> [Document text]
┄┄┄┄┄┄

What Lies Beneath

The giant Palouse earthworm can't be found — yet it's dividing the Palouse

Jodi Johnson-Maynard will tell you this is not a quest. It’s not her personal mission or a scientific crusade. She’s reluctant to call it much of anything, in fact.

Her search for the giant Palouse earthworm is one she conducts with calculated scientific professionalism: She refuses to take sides, she will only comment on facts — the black and white. Not the gray.

What she will firmly tell you is that the giant Palouse earthworm — a pale white worm that can grow three feet long, smells like lilies and spits when aggravated — exists. She’ll also tell you that its numbers are plummeting, that it lives somewhere under the Palouse and that it has only been found four times in the last 100 years.

She just can’t tell you how to find it.

Behind the wheel of her gun-metal blue Honda Pilot, Johnson-Maynard drives like the native Californian she is — fast, braking infrequently — down the gravelly, back roads south of Moscow, Idaho. She flies past a tiny bed and breakfast, a Mr. Cabinet store, a trailer park, in and out of curves and bends, deep into the yellowing waves of the Palouse.

┄┄┄┄┄┄

> [Given data]
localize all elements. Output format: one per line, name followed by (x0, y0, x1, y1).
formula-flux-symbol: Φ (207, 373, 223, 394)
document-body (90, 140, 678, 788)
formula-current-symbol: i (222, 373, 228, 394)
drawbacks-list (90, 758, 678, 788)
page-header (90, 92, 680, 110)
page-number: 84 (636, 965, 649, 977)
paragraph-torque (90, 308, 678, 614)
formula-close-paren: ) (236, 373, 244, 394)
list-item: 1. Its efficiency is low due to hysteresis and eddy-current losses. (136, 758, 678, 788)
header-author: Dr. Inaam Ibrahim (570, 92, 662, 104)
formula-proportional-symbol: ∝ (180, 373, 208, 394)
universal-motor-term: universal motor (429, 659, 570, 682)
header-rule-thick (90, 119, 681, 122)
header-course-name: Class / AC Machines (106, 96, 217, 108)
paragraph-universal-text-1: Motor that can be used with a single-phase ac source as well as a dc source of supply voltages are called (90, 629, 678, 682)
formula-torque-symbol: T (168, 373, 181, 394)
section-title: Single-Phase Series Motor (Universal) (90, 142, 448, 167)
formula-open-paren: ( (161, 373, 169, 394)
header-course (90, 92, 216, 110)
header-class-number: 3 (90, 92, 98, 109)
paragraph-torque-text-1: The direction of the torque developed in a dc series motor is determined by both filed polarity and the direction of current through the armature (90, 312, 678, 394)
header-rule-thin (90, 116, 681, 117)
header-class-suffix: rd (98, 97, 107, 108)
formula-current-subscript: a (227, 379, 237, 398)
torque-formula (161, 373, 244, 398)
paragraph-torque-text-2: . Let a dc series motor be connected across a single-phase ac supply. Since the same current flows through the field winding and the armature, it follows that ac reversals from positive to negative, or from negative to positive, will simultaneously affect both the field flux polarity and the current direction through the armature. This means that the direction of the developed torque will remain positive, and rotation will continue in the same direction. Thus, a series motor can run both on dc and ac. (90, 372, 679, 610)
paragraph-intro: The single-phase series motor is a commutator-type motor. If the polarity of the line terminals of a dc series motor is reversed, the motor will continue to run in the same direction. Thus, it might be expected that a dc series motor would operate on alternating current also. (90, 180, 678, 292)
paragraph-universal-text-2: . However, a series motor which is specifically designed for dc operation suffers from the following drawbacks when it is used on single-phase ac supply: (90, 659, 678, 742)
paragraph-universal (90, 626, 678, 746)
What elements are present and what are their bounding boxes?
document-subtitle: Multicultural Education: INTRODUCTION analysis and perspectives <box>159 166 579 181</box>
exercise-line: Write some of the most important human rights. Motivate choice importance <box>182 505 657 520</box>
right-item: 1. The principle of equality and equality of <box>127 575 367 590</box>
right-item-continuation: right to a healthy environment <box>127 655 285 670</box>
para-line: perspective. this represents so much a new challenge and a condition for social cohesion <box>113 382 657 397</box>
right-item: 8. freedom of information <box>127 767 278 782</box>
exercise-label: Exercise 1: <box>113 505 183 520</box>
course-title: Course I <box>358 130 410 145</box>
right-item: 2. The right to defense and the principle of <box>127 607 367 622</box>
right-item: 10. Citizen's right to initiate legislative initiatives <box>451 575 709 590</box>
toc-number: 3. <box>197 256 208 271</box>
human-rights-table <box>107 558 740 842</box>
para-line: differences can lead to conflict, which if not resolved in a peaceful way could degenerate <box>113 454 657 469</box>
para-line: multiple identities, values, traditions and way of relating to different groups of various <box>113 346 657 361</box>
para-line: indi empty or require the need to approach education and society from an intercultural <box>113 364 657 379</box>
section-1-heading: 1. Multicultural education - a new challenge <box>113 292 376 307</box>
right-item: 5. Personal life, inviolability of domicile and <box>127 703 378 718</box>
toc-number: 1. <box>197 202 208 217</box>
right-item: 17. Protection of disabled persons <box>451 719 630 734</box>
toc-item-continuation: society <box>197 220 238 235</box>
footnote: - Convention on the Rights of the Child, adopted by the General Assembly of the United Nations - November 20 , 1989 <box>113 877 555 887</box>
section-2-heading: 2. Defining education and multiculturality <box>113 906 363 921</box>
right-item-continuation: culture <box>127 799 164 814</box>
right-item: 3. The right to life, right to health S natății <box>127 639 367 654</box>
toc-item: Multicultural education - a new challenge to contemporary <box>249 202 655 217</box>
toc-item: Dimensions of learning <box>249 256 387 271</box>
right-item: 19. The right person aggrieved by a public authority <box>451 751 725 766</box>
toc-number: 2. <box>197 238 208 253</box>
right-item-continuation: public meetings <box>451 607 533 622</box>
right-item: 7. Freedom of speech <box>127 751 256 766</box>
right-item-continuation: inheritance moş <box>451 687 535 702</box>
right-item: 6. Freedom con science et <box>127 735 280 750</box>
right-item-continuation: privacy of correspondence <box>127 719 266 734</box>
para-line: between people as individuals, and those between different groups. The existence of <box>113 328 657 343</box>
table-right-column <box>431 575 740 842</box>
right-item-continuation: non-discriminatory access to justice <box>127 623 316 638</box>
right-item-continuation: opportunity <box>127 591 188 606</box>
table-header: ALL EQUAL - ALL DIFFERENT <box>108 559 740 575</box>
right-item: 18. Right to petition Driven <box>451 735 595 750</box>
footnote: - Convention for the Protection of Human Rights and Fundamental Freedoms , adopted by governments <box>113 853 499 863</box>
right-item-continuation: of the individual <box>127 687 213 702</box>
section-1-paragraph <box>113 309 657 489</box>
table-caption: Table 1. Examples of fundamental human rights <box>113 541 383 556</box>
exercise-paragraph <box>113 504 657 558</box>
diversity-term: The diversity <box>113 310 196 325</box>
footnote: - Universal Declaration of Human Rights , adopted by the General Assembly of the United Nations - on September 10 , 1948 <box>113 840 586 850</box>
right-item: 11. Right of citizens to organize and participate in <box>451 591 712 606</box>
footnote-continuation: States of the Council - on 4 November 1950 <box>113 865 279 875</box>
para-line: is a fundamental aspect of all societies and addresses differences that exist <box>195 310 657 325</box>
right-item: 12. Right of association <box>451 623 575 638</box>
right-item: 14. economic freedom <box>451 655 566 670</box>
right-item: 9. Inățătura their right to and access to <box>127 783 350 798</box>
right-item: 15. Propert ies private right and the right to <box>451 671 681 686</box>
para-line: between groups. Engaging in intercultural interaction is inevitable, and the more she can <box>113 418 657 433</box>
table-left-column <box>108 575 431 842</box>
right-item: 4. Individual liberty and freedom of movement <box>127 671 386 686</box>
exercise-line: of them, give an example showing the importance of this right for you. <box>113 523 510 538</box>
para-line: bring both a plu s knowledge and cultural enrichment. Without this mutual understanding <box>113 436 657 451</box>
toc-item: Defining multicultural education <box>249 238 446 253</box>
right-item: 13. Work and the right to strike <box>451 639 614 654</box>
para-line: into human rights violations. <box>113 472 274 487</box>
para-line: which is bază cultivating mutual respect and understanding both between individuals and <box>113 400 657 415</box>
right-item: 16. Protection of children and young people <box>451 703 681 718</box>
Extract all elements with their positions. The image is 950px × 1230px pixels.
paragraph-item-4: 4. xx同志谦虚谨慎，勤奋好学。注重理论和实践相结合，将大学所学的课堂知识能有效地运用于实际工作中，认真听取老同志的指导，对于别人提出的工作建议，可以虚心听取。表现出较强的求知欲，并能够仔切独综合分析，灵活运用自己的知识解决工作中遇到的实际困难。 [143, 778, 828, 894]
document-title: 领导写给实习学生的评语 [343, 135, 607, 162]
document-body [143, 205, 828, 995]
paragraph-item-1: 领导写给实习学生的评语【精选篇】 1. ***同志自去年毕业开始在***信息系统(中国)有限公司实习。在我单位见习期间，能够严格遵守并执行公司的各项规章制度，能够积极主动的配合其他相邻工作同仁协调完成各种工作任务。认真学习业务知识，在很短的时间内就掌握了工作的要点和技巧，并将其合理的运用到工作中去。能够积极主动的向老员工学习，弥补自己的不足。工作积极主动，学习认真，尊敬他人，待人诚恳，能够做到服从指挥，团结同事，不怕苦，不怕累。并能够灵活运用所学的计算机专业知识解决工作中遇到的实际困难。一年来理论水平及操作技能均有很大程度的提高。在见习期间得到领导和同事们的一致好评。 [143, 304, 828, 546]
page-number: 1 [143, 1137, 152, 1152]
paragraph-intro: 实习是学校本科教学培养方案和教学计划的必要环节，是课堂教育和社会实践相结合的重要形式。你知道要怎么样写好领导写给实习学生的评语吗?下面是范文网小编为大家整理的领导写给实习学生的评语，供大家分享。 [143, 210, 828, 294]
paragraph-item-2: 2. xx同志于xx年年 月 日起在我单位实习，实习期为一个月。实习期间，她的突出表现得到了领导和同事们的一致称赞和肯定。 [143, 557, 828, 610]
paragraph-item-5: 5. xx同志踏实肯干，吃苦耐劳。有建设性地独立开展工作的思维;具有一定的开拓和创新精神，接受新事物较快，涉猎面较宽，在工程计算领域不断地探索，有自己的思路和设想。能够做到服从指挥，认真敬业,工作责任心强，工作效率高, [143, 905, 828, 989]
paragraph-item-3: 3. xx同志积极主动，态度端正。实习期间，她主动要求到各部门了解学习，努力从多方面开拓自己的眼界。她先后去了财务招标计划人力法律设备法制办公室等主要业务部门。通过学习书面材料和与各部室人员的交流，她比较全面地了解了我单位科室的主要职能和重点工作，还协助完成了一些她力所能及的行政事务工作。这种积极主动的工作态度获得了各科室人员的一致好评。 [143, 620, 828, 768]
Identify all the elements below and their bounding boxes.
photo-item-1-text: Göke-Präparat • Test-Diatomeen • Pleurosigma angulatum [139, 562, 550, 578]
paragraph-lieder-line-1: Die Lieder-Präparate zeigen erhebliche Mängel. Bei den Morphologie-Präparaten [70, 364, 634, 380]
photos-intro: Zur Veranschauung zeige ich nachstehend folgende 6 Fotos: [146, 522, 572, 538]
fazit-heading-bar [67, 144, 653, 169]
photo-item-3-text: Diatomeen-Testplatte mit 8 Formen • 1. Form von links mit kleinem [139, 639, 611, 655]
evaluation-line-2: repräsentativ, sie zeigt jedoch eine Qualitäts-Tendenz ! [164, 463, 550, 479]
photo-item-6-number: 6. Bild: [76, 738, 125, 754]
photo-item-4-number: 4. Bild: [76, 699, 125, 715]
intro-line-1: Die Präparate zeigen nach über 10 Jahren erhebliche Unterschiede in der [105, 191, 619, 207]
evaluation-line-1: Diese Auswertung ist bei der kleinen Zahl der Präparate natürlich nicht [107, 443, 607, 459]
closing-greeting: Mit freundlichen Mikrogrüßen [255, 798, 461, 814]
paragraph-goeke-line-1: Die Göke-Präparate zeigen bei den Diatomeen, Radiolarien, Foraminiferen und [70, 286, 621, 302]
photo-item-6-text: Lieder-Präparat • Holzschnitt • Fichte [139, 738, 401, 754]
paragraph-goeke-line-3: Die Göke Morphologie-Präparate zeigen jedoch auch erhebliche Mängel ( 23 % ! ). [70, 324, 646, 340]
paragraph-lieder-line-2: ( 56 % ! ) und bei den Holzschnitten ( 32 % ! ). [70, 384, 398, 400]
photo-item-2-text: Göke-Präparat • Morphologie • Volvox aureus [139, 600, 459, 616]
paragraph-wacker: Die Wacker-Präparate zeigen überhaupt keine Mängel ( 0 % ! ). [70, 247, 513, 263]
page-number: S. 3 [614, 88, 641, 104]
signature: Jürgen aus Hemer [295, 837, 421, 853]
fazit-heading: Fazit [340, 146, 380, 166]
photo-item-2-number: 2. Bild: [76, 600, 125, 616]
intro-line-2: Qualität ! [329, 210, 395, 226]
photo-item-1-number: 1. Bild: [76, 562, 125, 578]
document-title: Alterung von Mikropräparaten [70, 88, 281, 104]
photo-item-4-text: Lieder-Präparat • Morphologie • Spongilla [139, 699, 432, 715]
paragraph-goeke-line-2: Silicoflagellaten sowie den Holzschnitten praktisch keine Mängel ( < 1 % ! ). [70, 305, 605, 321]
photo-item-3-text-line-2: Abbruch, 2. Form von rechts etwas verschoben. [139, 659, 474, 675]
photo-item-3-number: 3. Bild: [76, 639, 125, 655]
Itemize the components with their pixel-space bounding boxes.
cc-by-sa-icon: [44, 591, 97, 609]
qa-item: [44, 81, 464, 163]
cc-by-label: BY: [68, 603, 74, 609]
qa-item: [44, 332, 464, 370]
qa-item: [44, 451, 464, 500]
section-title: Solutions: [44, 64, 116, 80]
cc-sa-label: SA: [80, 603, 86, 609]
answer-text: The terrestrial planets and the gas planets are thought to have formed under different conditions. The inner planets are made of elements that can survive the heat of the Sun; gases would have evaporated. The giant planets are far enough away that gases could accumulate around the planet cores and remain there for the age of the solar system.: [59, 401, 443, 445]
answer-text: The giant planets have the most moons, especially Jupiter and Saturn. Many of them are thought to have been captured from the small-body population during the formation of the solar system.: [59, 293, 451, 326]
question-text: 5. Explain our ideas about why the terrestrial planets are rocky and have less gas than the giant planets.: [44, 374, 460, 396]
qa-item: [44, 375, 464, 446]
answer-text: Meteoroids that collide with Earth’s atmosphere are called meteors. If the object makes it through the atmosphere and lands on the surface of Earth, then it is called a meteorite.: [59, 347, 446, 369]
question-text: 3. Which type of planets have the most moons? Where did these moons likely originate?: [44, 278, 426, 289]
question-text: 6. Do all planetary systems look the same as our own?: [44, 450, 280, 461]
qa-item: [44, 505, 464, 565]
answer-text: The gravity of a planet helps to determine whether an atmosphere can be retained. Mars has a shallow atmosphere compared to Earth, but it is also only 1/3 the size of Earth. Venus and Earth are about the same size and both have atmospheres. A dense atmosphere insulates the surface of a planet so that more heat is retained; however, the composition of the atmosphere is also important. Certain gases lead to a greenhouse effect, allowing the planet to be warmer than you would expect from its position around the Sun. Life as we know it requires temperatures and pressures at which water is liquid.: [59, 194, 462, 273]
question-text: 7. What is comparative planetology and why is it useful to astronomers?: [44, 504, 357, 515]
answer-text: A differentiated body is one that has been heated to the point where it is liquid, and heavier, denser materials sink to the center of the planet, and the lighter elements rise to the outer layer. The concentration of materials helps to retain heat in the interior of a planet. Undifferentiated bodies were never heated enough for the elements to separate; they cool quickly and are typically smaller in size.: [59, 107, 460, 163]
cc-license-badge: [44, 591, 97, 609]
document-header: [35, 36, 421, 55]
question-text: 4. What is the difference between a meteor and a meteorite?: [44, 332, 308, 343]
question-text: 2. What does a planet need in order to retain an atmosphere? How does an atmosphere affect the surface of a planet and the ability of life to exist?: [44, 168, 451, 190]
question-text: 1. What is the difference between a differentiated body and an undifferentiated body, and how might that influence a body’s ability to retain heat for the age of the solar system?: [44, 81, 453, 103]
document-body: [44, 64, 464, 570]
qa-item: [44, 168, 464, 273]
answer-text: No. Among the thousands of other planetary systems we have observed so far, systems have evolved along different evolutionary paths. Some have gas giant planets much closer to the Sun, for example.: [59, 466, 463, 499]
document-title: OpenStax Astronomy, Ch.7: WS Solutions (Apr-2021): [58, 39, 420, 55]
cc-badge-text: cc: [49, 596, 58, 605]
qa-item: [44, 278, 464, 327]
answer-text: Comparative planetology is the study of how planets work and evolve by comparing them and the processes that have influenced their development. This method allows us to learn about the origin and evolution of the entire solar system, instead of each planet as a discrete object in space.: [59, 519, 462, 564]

┄┄┄┄┄┄

> [Actions to take]
1. According to the earthworm article, how many times has the giant Palouse earthworm been found in the last 100 years?
2. Reproduce the passage of the earthworm article starting with "The giant Palouse earthworm can't" and going on through "last 100 years.".
None of the items are needed here.

> [Answers provided]
1. Four times.

2.
The giant Palouse earthworm can't be found — yet it's dividing the Palouse

Jodi Johnson-Maynard will tell you this is not a quest. It’s not her personal mission or a scientific crusade. She’s reluctant to call it much of anything, in fact.

Her search for the giant Palouse earthworm is one she conducts with calculated scientific professionalism: She refuses to take sides, she will only comment on facts — the black and white. Not the gray.

What she will firmly tell you is that the giant Palouse earthworm — a pale white worm that can grow three feet long, smells like lilies and spits when aggravated — exists. She’ll also tell you that its numbers are plummeting, that it lives somewhere under the Palouse and that it has only been found four times in the last 100 years.